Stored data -
********

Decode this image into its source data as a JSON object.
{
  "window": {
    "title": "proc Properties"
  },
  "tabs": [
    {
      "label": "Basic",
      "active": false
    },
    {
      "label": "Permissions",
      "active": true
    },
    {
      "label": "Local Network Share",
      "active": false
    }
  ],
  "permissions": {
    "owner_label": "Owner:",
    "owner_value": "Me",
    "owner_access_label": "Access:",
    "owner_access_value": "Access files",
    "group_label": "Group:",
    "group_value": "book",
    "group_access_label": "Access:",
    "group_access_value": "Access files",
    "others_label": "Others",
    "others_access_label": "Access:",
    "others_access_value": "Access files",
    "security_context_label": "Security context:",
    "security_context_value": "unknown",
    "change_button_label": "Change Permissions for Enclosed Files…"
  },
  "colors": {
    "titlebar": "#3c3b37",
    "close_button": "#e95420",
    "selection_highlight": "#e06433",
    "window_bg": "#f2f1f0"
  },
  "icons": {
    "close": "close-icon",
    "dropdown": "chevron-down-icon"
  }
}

********

THE PROBLEM - Every record should be repeated exactly; please leave none out.

COMPLETED TASK -
Decode this image into its source data as a JSON object.
{
  "window": {
    "title": "proc Properties"
  },
  "tabs": [
    {
      "label": "Basic",
      "active": false
    },
    {
      "label": "Permissions",
      "active": true
    },
    {
      "label": "Local Network Share",
      "active": false
    }
  ],
  "permissions": {
    "owner_label": "Owner:",
    "owner_value": "Me",
    "owner_access_label": "Access:",
    "owner_access_value": "Access files",
    "group_label": "Group:",
    "group_value": "book",
    "group_access_label": "Access:",
    "group_access_value": "Access files",
    "others_label": "Others",
    "others_access_label": "Access:",
    "others_access_value": "Access files",
    "security_context_label": "Security context:",
    "security_context_value": "unknown",
    "change_button_label": "Change Permissions for Enclosed Files…"
  },
  "colors": {
    "titlebar": "#3c3b37",
    "close_button": "#e95420",
    "selection_highlight": "#e06433",
    "window_bg": "#f2f1f0"
  },
  "icons": {
    "close": "close-icon",
    "dropdown": "chevron-down-icon"
  }
}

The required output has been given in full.